# WORK TO DO
Report how many lines contain "name". The answer is a single number.
-.-.-
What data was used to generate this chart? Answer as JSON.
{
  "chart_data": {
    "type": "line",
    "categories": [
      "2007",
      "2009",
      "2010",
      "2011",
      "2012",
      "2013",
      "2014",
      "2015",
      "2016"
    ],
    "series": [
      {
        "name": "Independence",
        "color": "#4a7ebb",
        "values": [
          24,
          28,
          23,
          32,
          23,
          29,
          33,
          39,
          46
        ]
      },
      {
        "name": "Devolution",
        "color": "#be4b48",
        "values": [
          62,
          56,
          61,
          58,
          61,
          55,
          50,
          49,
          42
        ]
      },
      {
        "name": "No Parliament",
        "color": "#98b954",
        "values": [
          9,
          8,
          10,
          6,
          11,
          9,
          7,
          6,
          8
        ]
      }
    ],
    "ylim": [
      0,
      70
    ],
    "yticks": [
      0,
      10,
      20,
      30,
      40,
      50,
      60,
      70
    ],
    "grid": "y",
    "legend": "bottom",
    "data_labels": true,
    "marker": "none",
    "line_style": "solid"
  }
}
-.-.-
# RESPONSE
3